Consigna
Reproduce literalmente el fragmento del texto sobre la pirámide del Zócalo que empieza con "Denise Dresser" y sigue hasta "ayer, AMLO hoy.".

Bloque de texto
Sacrificios humanos

Denise Dresser

Celebro la pirámide colocada en el corazón del Zócalo capitalino. Lo llamativa y colorida que es, en contraste con el colapsado Templo Mayor. El entusiasmo y el presupuesto a la construcción de la Disneylandia de Amlolandia. Las luces, el espectáculo, la escenificación. El poder de convocatoria que tuvo, congregando a miles de mexicanos a divertirse, recordando el glorioso pasado de México antes de la Conquista española, celebrando el estruendoso éxito de la Cuarta Transformación a pesar de la pandemia. Pero más importante aún: ahí en el corazón de la ciudad está el recordatorio cotidiano de por qué perecen los países y por qué colapsan las civilizaciones. Cuando manejan mal las pandemias, cuando no saben cómo lidiar con las pestes, cuando no logran proteger a la población. Los Aztecas ayer, AMLO hoy.

Registros de un conjunto de datos
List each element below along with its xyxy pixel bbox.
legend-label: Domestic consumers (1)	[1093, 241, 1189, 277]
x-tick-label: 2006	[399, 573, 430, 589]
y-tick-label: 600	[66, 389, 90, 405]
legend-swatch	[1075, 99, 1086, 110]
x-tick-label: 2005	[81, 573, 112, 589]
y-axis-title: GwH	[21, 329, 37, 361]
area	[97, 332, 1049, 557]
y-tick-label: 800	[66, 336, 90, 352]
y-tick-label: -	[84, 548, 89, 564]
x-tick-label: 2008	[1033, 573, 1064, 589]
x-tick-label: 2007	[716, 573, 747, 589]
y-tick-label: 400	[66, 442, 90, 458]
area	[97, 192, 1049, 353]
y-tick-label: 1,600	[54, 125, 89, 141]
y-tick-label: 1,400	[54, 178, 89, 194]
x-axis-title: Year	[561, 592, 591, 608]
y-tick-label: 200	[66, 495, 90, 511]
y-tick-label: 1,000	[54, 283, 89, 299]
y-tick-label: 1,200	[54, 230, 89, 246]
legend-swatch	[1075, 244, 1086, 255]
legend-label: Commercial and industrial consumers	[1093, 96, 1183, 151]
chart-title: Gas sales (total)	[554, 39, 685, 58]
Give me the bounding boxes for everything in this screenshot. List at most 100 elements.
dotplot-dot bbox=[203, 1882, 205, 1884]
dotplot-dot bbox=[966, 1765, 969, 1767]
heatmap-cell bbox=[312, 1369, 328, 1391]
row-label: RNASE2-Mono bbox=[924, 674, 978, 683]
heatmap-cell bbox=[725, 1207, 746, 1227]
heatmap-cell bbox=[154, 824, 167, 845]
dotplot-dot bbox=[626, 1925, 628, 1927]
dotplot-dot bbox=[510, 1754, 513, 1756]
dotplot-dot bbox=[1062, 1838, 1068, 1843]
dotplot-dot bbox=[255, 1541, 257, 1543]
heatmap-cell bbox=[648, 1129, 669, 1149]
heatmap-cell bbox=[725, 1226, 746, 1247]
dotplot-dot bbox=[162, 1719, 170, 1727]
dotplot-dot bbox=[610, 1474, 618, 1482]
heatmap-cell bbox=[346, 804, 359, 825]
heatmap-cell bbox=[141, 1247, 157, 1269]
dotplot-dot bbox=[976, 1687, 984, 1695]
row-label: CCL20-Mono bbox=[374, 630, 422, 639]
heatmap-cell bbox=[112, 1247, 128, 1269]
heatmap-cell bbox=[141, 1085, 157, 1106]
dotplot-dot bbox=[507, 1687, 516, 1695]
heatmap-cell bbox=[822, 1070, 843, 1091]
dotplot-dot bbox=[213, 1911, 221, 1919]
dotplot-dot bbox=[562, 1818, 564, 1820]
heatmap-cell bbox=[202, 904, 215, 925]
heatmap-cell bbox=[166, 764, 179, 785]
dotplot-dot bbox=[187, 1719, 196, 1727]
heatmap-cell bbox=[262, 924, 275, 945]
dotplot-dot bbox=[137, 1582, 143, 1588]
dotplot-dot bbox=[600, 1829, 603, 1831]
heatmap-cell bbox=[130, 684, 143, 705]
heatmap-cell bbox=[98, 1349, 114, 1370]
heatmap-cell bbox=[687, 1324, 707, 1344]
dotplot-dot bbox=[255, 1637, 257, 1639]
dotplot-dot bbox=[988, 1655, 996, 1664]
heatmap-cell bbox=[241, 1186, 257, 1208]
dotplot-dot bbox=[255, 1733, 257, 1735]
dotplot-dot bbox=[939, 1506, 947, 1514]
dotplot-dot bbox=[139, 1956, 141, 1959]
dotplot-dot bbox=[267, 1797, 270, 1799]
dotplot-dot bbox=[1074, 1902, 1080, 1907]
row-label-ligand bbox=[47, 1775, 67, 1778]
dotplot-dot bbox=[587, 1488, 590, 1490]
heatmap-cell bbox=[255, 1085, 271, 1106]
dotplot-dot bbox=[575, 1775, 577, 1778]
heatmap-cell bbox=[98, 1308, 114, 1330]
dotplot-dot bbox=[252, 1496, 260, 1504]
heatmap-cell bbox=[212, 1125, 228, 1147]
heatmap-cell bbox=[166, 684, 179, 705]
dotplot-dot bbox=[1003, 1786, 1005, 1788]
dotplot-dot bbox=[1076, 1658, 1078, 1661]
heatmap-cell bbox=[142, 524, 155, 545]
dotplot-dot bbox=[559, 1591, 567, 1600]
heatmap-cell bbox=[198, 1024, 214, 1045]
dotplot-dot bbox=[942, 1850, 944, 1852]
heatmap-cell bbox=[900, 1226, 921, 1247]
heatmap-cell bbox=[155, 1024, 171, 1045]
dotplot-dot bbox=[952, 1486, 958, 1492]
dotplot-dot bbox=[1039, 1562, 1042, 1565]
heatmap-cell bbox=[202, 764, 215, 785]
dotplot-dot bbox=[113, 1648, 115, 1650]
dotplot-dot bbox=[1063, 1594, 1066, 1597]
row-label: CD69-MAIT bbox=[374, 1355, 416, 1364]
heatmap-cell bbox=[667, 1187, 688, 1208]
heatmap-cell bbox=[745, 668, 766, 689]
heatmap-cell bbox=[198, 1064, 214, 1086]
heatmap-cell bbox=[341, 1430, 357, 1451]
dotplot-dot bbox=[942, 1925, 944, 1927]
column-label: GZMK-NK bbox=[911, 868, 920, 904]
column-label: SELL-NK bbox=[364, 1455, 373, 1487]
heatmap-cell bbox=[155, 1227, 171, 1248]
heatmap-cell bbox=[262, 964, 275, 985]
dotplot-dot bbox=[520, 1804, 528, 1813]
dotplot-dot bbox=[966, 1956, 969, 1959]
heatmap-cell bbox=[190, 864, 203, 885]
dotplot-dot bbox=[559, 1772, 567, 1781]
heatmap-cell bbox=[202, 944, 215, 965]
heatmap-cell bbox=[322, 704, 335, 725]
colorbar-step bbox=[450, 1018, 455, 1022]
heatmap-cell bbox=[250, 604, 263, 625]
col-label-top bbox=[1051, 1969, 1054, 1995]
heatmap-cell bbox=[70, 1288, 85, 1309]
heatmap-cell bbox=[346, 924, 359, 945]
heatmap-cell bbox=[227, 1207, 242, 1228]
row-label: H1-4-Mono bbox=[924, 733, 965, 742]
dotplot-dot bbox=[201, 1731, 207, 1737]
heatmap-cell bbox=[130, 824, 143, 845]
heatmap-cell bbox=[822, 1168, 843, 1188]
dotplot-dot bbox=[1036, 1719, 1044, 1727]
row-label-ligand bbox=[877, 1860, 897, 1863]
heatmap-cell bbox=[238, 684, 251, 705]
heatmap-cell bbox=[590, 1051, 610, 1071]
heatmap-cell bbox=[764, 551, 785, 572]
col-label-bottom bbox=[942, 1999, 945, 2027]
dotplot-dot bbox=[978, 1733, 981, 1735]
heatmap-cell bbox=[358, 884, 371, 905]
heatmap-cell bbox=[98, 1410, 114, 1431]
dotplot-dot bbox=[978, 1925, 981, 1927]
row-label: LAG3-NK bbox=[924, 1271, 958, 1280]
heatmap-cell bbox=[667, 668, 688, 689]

Solución
Denise Dresser

Celebro la pirámide colocada en el corazón del Zócalo capitalino. Lo llamativa y colorida que es, en contraste con el colapsado Templo Mayor. El entusiasmo y el presupuesto a la construcción de la Disneylandia de Amlolandia. Las luces, el espectáculo, la escenificación. El poder de convocatoria que tuvo, congregando a miles de mexicanos a divertirse, recordando el glorioso pasado de México antes de la Conquista española, celebrando el estruendoso éxito de la Cuarta Transformación a pesar de la pandemia. Pero más importante aún: ahí en el corazón de la ciudad está el recordatorio cotidiano de por qué perecen los países y por qué colapsan las civilizaciones. Cuando manejan mal las pandemias, cuando no saben cómo lidiar con las pestes, cuando no logran proteger a la población. Los Aztecas ayer, AMLO hoy.